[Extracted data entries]
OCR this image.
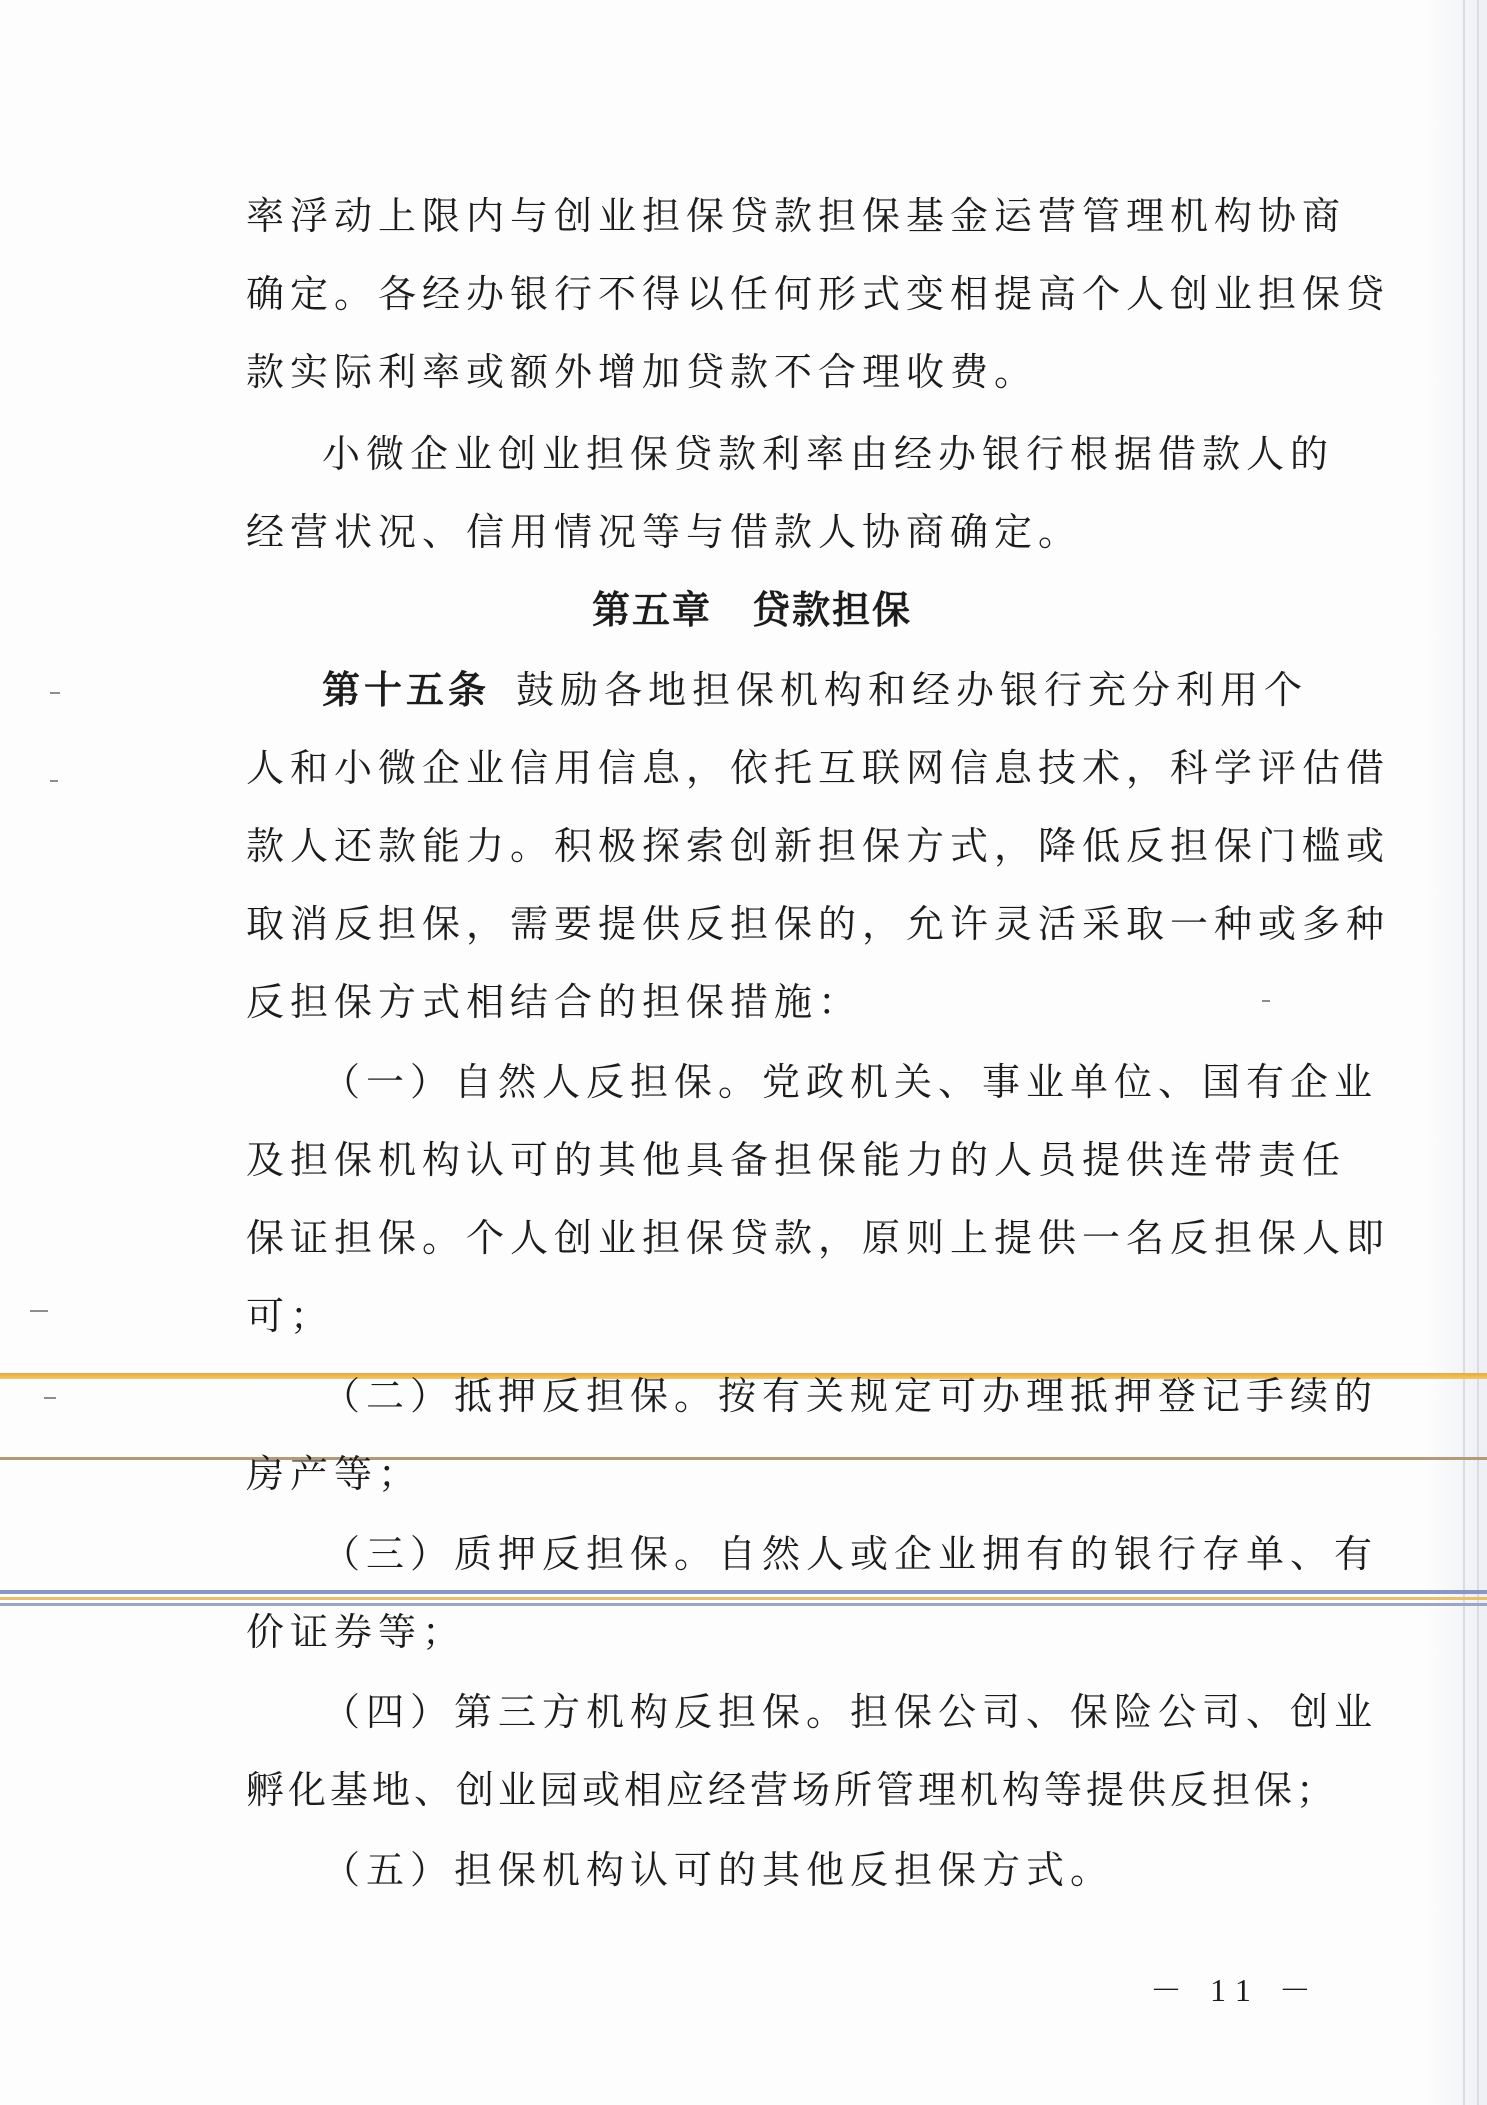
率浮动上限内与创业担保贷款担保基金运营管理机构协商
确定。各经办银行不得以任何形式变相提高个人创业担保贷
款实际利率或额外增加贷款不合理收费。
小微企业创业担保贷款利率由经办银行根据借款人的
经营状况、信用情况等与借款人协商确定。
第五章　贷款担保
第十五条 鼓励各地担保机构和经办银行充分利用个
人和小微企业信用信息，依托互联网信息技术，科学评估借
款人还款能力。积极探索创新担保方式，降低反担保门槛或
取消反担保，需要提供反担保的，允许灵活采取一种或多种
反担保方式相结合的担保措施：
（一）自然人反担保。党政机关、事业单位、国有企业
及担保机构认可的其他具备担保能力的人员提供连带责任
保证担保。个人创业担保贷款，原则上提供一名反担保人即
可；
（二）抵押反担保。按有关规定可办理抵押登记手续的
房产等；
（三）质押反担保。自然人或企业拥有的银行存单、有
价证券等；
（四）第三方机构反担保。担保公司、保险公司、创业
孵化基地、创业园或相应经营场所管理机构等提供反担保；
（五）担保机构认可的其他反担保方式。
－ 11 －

> [EXERCISE DETAILS]: Pictures in the data above should not be copied; transcribe everything else exactly.

> [THE OUTPUT]:
OCR this image.
率浮动上限内与创业担保贷款担保基金运营管理机构协商
确定。各经办银行不得以任何形式变相提高个人创业担保贷
款实际利率或额外增加贷款不合理收费。
小微企业创业担保贷款利率由经办银行根据借款人的
经营状况、信用情况等与借款人协商确定。
第五章　贷款担保
第十五条 鼓励各地担保机构和经办银行充分利用个
人和小微企业信用信息，依托互联网信息技术，科学评估借
款人还款能力。积极探索创新担保方式，降低反担保门槛或
取消反担保，需要提供反担保的，允许灵活采取一种或多种
反担保方式相结合的担保措施：
（一）自然人反担保。党政机关、事业单位、国有企业
及担保机构认可的其他具备担保能力的人员提供连带责任
保证担保。个人创业担保贷款，原则上提供一名反担保人即
可；
（二）抵押反担保。按有关规定可办理抵押登记手续的
房产等；
（三）质押反担保。自然人或企业拥有的银行存单、有
价证券等；
（四）第三方机构反担保。担保公司、保险公司、创业
孵化基地、创业园或相应经营场所管理机构等提供反担保；
（五）担保机构认可的其他反担保方式。
－ 11 －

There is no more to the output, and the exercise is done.